╭─ Stored rows

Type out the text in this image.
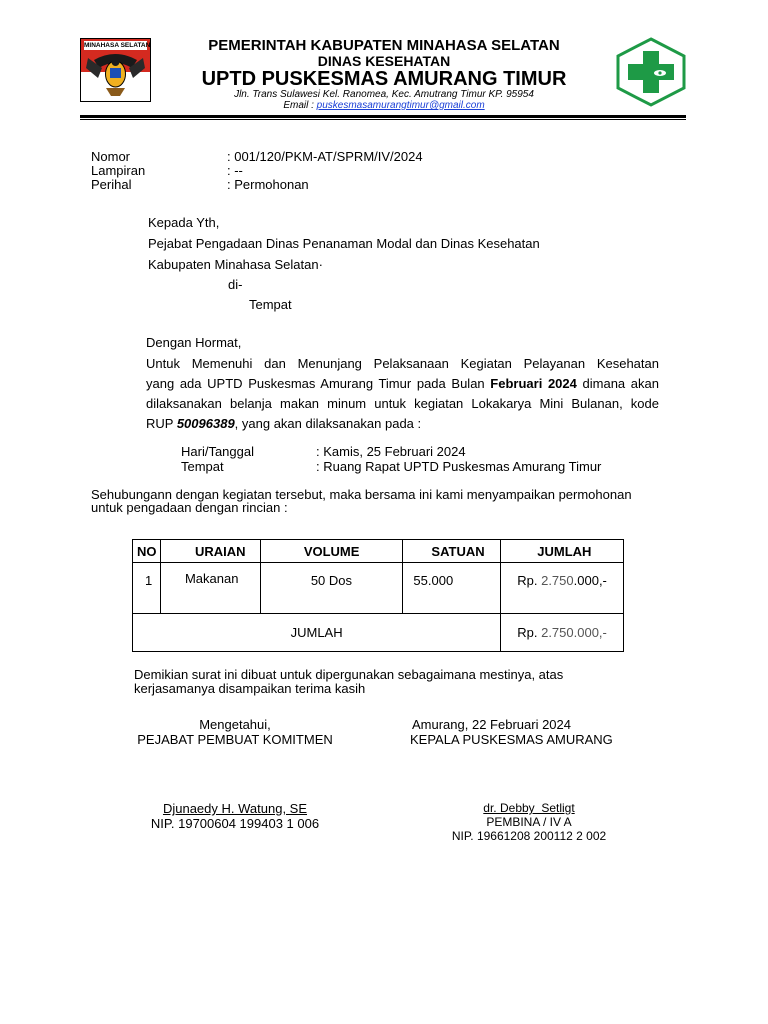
MINAHASA SELATAN	PEMERINTAH KABUPATEN MINAHASA SELATAN
DINAS KESEHATAN
UPTD PUSKESMAS AMURANG TIMUR
Jln. Trans Sulawesi Kel. Ranomea, Kec. Amutrang Timur KP. 95954
Email : puskesmasamurangtimur@gmail.com
Nomor	: 001/120/PKM-AT/SPRM/IV/2024
Lampiran	: --
Perihal	: Permohonan
Kepada Yth,
Pejabat Pengadaan Dinas Penanaman Modal dan Dinas Kesehatan
Kabupaten Minahasa Selatan·
di-
Tempat
Dengan Hormat,
Untuk Memenuhi dan Menunjang Pelaksanaan Kegiatan Pelayanan Kesehatan
yang ada UPTD Puskesmas Amurang Timur pada Bulan Februari 2024 dimana akan
dilaksanakan belanja makan minum untuk kegiatan Lokakarya Mini Bulanan, kode
RUP 50096389, yang akan dilaksanakan pada :
Hari/Tanggal	: Kamis, 25 Februari 2024
Tempat	: Ruang Rapat UPTD Puskesmas Amurang Timur
Sehubungann dengan kegiatan tersebut, maka bersama ini kami menyampaikan permohonan
untuk pengadaan dengan rincian :
NO	URAIAN	VOLUME	SATUAN	JUMLAH
1	Makanan	50 Dos	55.000	Rp. 2.750.000,-
JUMLAH				Rp. 2.750.000,-
Demikian surat ini dibuat untuk dipergunakan sebagaimana mestinya, atas
kerjasamanya disampaikan terima kasih
Mengetahui,
PEJABAT PEMBUAT KOMITMEN
Djunaedy H. Watung, SE
NIP. 19700604 199403 1 006
Amurang, 22 Februari 2024
KEPALA PUSKESMAS AMURANG
dr. Debby  Setligt
PEMBINA / IV A
NIP. 19661208 200112 2 002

╰─

_Stated problem_
Return all of the data exactly as written, and drop the pictures.

_Response to this exercise_
Type out the text in this image.
MINAHASA SELATAN	PEMERINTAH KABUPATEN MINAHASA SELATAN
DINAS KESEHATAN
UPTD PUSKESMAS AMURANG TIMUR
Jln. Trans Sulawesi Kel. Ranomea, Kec. Amutrang Timur KP. 95954
Email : puskesmasamurangtimur@gmail.com
Nomor	: 001/120/PKM-AT/SPRM/IV/2024
Lampiran	: --
Perihal	: Permohonan
Kepada Yth,
Pejabat Pengadaan Dinas Penanaman Modal dan Dinas Kesehatan
Kabupaten Minahasa Selatan·
di-
Tempat
Dengan Hormat,
Untuk Memenuhi dan Menunjang Pelaksanaan Kegiatan Pelayanan Kesehatan
yang ada UPTD Puskesmas Amurang Timur pada Bulan Februari 2024 dimana akan
dilaksanakan belanja makan minum untuk kegiatan Lokakarya Mini Bulanan, kode
RUP 50096389, yang akan dilaksanakan pada :
Hari/Tanggal	: Kamis, 25 Februari 2024
Tempat	: Ruang Rapat UPTD Puskesmas Amurang Timur
Sehubungann dengan kegiatan tersebut, maka bersama ini kami menyampaikan permohonan
untuk pengadaan dengan rincian :
NO	URAIAN	VOLUME	SATUAN	JUMLAH
1	Makanan	50 Dos	55.000	Rp. 2.750.000,-
JUMLAH				Rp. 2.750.000,-
Demikian surat ini dibuat untuk dipergunakan sebagaimana mestinya, atas
kerjasamanya disampaikan terima kasih
Mengetahui,
PEJABAT PEMBUAT KOMITMEN
Djunaedy H. Watung, SE
NIP. 19700604 199403 1 006
Amurang, 22 Februari 2024
KEPALA PUSKESMAS AMURANG
dr. Debby  Setligt
PEMBINA / IV A
NIP. 19661208 200112 2 002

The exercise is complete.